■ **Goal**
Will you output all of the data below exactly, omitting the images?

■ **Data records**
▬▬▬

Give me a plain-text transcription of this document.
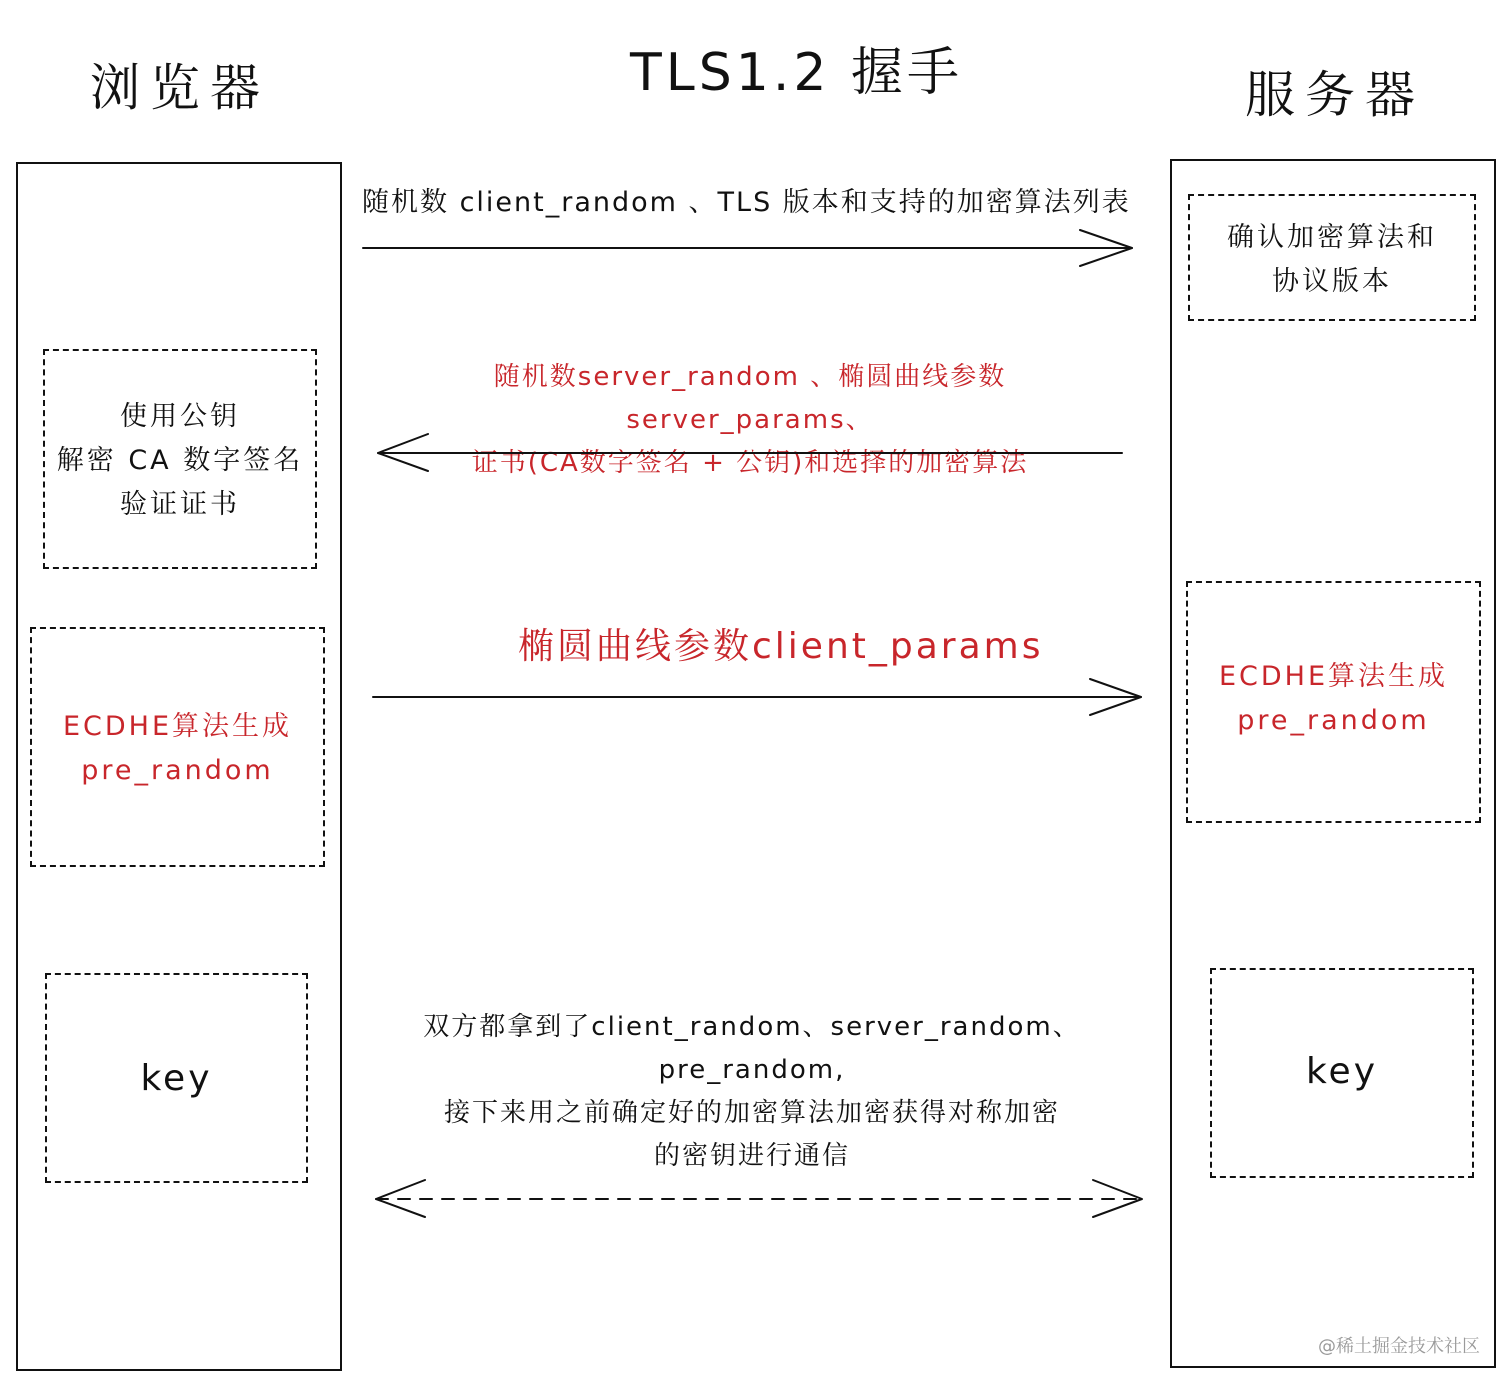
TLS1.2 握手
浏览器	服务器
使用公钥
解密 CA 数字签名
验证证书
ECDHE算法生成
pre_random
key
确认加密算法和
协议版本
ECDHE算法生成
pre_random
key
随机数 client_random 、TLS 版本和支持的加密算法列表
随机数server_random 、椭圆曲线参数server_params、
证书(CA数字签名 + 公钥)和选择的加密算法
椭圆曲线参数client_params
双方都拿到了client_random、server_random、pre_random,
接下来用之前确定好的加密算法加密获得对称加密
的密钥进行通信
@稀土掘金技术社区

▬▬▬

■ **Solution**
Give me a plain-text transcription of this document.
TLS1.2 握手
浏览器	服务器
使用公钥
解密 CA 数字签名
验证证书
ECDHE算法生成
pre_random
key
确认加密算法和
协议版本
ECDHE算法生成
pre_random
key
随机数 client_random 、TLS 版本和支持的加密算法列表
随机数server_random 、椭圆曲线参数server_params、
证书(CA数字签名 + 公钥)和选择的加密算法
椭圆曲线参数client_params
双方都拿到了client_random、server_random、pre_random,
接下来用之前确定好的加密算法加密获得对称加密
的密钥进行通信
@稀土掘金技术社区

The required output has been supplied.